▶ **What to work on**:
Will you transcribe the entries that follow, exactly and in full?

▶ **Records provided**:
■ ■ ■ ■ ■

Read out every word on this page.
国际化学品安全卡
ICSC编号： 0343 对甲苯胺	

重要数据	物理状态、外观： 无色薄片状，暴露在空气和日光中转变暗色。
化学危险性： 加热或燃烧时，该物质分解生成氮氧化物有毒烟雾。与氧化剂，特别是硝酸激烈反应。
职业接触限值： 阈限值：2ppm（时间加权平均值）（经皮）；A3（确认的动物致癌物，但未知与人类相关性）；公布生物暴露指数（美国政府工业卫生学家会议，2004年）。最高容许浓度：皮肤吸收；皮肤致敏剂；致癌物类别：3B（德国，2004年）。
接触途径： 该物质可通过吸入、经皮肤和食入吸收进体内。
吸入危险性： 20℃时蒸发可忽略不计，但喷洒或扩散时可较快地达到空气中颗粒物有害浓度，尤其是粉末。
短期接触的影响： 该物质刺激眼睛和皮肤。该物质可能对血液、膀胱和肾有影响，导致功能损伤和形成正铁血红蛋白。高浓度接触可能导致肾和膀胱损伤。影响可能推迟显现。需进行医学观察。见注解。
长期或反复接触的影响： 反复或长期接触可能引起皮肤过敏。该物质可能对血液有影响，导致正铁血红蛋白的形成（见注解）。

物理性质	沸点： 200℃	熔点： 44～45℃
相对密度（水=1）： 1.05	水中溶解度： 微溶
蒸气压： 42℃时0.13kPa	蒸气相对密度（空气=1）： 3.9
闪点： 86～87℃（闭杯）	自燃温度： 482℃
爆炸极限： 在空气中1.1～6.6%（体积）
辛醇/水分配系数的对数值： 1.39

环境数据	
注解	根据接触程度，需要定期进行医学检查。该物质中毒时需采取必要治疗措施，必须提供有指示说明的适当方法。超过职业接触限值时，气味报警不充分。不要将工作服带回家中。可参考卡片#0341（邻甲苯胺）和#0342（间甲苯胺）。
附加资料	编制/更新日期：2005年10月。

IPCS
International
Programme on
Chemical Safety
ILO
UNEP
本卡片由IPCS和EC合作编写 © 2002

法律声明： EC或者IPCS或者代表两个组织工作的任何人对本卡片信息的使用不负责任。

■ ■ ■ ■ ■

▶ **Reply to the exercise**:
Read out every word on this page.
国际化学品安全卡
ICSC编号： 0343 对甲苯胺	

重要数据	物理状态、外观： 无色薄片状，暴露在空气和日光中转变暗色。
化学危险性： 加热或燃烧时，该物质分解生成氮氧化物有毒烟雾。与氧化剂，特别是硝酸激烈反应。
职业接触限值： 阈限值：2ppm（时间加权平均值）（经皮）；A3（确认的动物致癌物，但未知与人类相关性）；公布生物暴露指数（美国政府工业卫生学家会议，2004年）。最高容许浓度：皮肤吸收；皮肤致敏剂；致癌物类别：3B（德国，2004年）。
接触途径： 该物质可通过吸入、经皮肤和食入吸收进体内。
吸入危险性： 20℃时蒸发可忽略不计，但喷洒或扩散时可较快地达到空气中颗粒物有害浓度，尤其是粉末。
短期接触的影响： 该物质刺激眼睛和皮肤。该物质可能对血液、膀胱和肾有影响，导致功能损伤和形成正铁血红蛋白。高浓度接触可能导致肾和膀胱损伤。影响可能推迟显现。需进行医学观察。见注解。
长期或反复接触的影响： 反复或长期接触可能引起皮肤过敏。该物质可能对血液有影响，导致正铁血红蛋白的形成（见注解）。

物理性质	沸点： 200℃	熔点： 44～45℃
相对密度（水=1）： 1.05	水中溶解度： 微溶
蒸气压： 42℃时0.13kPa	蒸气相对密度（空气=1）： 3.9
闪点： 86～87℃（闭杯）	自燃温度： 482℃
爆炸极限： 在空气中1.1～6.6%（体积）
辛醇/水分配系数的对数值： 1.39

环境数据	
注解	根据接触程度，需要定期进行医学检查。该物质中毒时需采取必要治疗措施，必须提供有指示说明的适当方法。超过职业接触限值时，气味报警不充分。不要将工作服带回家中。可参考卡片#0341（邻甲苯胺）和#0342（间甲苯胺）。
附加资料	编制/更新日期：2005年10月。

IPCS
International
Programme on
Chemical Safety
ILO
UNEP
本卡片由IPCS和EC合作编写 © 2002

法律声明： EC或者IPCS或者代表两个组织工作的任何人对本卡片信息的使用不负责任。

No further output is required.